[Stored data]
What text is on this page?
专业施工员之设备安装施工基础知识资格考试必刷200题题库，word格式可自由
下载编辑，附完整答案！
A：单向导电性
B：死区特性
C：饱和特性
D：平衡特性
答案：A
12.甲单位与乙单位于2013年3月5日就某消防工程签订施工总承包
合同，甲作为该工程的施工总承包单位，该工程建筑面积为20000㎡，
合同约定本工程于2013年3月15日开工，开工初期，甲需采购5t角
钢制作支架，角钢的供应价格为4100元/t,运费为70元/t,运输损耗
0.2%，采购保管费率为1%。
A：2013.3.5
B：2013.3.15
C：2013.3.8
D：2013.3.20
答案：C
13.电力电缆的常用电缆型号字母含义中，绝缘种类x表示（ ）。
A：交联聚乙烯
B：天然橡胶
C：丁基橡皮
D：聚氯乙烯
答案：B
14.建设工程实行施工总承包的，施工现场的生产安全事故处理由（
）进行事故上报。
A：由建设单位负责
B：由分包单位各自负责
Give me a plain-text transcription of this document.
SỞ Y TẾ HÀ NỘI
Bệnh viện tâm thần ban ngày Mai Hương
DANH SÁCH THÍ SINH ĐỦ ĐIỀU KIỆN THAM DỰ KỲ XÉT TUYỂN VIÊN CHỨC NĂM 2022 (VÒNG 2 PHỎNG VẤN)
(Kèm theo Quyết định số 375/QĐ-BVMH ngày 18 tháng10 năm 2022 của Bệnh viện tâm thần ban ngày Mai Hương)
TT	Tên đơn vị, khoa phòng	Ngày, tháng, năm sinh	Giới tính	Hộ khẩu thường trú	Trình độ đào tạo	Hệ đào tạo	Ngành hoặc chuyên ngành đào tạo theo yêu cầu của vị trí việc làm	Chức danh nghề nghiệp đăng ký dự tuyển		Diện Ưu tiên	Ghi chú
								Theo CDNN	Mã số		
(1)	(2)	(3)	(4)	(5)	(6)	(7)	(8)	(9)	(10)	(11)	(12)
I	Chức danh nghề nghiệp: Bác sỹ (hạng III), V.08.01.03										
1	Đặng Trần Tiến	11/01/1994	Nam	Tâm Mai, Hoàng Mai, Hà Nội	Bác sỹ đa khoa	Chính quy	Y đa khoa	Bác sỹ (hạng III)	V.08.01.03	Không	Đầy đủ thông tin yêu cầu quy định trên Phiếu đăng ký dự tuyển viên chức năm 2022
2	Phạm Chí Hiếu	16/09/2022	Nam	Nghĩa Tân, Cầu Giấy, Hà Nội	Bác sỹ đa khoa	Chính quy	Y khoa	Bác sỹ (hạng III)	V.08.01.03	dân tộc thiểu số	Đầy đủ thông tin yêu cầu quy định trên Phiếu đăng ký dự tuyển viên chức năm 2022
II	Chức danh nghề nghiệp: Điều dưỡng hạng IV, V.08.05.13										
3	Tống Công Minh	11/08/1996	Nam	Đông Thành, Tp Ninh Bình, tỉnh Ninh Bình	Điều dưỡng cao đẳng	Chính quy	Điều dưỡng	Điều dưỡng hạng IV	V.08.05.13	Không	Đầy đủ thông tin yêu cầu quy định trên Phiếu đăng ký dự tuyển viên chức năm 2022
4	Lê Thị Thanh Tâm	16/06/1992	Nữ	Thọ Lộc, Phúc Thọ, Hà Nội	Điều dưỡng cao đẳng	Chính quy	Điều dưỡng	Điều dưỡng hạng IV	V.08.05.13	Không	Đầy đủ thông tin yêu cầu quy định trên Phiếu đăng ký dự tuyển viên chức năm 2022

— TASK PROMPT —
Repeat every record, exactly as written.

— TASK RESPONSE —
What text is on this page?
专业施工员之设备安装施工基础知识资格考试必刷200题题库，word格式可自由
下载编辑，附完整答案！
A：单向导电性
B：死区特性
C：饱和特性
D：平衡特性
答案：A
12.甲单位与乙单位于2013年3月5日就某消防工程签订施工总承包
合同，甲作为该工程的施工总承包单位，该工程建筑面积为20000㎡，
合同约定本工程于2013年3月15日开工，开工初期，甲需采购5t角
钢制作支架，角钢的供应价格为4100元/t,运费为70元/t,运输损耗
0.2%，采购保管费率为1%。
A：2013.3.5
B：2013.3.15
C：2013.3.8
D：2013.3.20
答案：C
13.电力电缆的常用电缆型号字母含义中，绝缘种类x表示（ ）。
A：交联聚乙烯
B：天然橡胶
C：丁基橡皮
D：聚氯乙烯
答案：B
14.建设工程实行施工总承包的，施工现场的生产安全事故处理由（
）进行事故上报。
A：由建设单位负责
B：由分包单位各自负责
Give me a plain-text transcription of this document.
SỞ Y TẾ HÀ NỘI
Bệnh viện tâm thần ban ngày Mai Hương
DANH SÁCH THÍ SINH ĐỦ ĐIỀU KIỆN THAM DỰ KỲ XÉT TUYỂN VIÊN CHỨC NĂM 2022 (VÒNG 2 PHỎNG VẤN)
(Kèm theo Quyết định số 375/QĐ-BVMH ngày 18 tháng10 năm 2022 của Bệnh viện tâm thần ban ngày Mai Hương)
TT	Tên đơn vị, khoa phòng	Ngày, tháng, năm sinh	Giới tính	Hộ khẩu thường trú	Trình độ đào tạo	Hệ đào tạo	Ngành hoặc chuyên ngành đào tạo theo yêu cầu của vị trí việc làm	Chức danh nghề nghiệp đăng ký dự tuyển		Diện Ưu tiên	Ghi chú
								Theo CDNN	Mã số		
(1)	(2)	(3)	(4)	(5)	(6)	(7)	(8)	(9)	(10)	(11)	(12)
I	Chức danh nghề nghiệp: Bác sỹ (hạng III), V.08.01.03										
1	Đặng Trần Tiến	11/01/1994	Nam	Tâm Mai, Hoàng Mai, Hà Nội	Bác sỹ đa khoa	Chính quy	Y đa khoa	Bác sỹ (hạng III)	V.08.01.03	Không	Đầy đủ thông tin yêu cầu quy định trên Phiếu đăng ký dự tuyển viên chức năm 2022
2	Phạm Chí Hiếu	16/09/2022	Nam	Nghĩa Tân, Cầu Giấy, Hà Nội	Bác sỹ đa khoa	Chính quy	Y khoa	Bác sỹ (hạng III)	V.08.01.03	dân tộc thiểu số	Đầy đủ thông tin yêu cầu quy định trên Phiếu đăng ký dự tuyển viên chức năm 2022
II	Chức danh nghề nghiệp: Điều dưỡng hạng IV, V.08.05.13										
3	Tống Công Minh	11/08/1996	Nam	Đông Thành, Tp Ninh Bình, tỉnh Ninh Bình	Điều dưỡng cao đẳng	Chính quy	Điều dưỡng	Điều dưỡng hạng IV	V.08.05.13	Không	Đầy đủ thông tin yêu cầu quy định trên Phiếu đăng ký dự tuyển viên chức năm 2022
4	Lê Thị Thanh Tâm	16/06/1992	Nữ	Thọ Lộc, Phúc Thọ, Hà Nội	Điều dưỡng cao đẳng	Chính quy	Điều dưỡng	Điều dưỡng hạng IV	V.08.05.13	Không	Đầy đủ thông tin yêu cầu quy định trên Phiếu đăng ký dự tuyển viên chức năm 2022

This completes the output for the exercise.